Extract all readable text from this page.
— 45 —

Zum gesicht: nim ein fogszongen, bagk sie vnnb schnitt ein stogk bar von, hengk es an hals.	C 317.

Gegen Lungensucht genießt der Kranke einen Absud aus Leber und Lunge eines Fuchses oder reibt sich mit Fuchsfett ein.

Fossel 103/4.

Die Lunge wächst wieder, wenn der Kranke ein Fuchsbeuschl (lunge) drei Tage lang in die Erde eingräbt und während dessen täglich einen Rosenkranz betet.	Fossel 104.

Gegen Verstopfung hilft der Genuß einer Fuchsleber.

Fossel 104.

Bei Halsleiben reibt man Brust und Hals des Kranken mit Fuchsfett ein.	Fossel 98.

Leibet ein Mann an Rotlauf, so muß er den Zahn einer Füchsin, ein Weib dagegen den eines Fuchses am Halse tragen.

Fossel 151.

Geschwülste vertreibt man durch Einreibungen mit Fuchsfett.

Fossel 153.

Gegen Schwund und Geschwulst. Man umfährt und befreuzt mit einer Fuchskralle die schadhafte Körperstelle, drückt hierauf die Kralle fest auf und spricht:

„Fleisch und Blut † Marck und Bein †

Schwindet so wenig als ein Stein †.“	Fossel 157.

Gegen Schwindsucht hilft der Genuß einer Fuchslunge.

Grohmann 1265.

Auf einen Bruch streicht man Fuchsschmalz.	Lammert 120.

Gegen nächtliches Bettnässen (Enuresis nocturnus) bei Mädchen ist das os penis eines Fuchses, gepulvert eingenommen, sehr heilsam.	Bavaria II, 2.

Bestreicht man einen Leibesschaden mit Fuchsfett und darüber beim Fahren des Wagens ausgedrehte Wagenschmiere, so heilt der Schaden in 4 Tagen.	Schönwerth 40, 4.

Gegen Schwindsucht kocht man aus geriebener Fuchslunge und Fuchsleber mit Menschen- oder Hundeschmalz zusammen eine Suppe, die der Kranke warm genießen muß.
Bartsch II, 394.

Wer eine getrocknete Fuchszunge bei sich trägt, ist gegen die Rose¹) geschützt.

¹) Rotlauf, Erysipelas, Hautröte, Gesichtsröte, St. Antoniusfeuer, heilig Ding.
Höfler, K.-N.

What is being asked —
Lines of the listing above that contain the word "oder" must all be copied.

Result of the exercise —
Gegen Lungensucht genießt der Kranke einen Absud aus Leber und Lunge eines Fuchses oder reibt sich mit Fuchsfett ein.
Gegen Schwindsucht kocht man aus geriebener Fuchslunge und Fuchsleber mit Menschen- oder Hundeschmalz zusammen eine Suppe, die der Kranke warm genießen muß.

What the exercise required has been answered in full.